- [Stored data]
....
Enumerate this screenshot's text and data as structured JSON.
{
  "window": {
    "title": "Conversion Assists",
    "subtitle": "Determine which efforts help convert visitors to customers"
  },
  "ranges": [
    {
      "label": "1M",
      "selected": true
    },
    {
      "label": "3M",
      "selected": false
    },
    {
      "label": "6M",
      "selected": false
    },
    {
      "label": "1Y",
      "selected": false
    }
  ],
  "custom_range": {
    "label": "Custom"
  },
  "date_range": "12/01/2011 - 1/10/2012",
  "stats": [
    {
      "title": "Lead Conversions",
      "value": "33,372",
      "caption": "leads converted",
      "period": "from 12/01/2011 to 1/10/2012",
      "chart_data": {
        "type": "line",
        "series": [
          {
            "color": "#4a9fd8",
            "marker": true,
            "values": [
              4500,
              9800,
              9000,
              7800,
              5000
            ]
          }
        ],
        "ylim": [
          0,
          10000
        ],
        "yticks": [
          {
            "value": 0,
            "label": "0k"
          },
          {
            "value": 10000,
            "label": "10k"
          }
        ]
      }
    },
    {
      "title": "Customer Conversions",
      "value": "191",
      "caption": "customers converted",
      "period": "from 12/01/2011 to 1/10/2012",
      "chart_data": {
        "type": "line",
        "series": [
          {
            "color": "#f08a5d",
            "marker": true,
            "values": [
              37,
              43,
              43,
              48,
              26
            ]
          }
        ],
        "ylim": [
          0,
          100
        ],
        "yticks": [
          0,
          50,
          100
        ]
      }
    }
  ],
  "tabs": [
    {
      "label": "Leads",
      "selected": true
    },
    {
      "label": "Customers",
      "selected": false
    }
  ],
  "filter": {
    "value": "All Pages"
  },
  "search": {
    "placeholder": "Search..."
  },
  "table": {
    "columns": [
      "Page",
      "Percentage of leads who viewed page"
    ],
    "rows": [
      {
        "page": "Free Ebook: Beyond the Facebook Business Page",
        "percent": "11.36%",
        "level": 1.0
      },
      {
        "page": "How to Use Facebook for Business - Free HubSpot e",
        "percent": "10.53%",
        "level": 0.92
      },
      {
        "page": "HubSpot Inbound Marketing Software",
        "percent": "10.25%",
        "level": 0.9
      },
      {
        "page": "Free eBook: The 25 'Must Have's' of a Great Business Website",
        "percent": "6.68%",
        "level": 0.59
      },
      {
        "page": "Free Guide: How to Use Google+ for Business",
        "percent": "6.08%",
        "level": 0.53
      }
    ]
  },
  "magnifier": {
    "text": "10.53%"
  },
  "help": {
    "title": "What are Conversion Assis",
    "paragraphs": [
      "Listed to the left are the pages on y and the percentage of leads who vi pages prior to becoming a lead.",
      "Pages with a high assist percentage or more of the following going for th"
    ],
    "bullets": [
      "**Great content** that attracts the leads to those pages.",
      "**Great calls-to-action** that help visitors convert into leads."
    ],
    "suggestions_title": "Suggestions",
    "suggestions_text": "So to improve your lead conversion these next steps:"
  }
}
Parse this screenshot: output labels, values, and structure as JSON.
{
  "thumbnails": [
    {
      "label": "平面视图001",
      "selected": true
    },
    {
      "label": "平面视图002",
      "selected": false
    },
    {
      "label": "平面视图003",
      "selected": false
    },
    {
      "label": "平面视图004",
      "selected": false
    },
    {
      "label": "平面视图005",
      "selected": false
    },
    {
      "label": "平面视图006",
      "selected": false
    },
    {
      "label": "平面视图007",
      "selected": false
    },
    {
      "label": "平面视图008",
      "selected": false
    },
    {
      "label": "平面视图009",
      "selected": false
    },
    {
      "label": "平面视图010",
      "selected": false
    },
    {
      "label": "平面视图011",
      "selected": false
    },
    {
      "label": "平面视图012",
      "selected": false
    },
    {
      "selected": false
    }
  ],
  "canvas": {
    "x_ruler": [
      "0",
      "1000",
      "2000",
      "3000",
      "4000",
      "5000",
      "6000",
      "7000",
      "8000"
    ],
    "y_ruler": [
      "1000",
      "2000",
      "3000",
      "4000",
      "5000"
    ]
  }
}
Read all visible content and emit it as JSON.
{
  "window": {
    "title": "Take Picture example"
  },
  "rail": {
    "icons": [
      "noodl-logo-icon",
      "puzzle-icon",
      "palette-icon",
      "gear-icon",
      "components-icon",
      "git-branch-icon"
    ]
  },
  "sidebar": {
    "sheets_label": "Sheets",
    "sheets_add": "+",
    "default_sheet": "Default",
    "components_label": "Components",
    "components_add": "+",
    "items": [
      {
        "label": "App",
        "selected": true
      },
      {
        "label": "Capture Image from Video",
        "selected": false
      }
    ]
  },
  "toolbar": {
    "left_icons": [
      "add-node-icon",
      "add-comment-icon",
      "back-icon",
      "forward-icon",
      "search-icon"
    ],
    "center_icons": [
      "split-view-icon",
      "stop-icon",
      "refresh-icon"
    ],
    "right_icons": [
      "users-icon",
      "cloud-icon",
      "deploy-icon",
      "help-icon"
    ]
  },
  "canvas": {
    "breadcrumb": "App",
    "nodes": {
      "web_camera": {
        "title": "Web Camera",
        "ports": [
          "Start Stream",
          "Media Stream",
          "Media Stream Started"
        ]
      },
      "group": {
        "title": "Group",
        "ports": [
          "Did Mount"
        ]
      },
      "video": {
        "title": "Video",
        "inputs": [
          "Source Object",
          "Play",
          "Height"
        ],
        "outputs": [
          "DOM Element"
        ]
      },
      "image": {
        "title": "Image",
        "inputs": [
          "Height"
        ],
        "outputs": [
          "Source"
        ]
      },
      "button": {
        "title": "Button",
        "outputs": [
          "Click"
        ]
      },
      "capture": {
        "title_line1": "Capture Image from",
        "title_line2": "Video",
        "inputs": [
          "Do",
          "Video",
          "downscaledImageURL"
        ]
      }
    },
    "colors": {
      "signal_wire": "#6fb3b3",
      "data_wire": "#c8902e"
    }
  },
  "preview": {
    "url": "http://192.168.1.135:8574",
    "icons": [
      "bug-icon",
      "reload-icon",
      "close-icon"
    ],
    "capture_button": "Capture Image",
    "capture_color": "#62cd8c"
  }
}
....
Gather all lines from the listing above in which "content" occurs.

      "**Great content** that attracts the leads to those pages.",
Read all visible content and emit it as JSON.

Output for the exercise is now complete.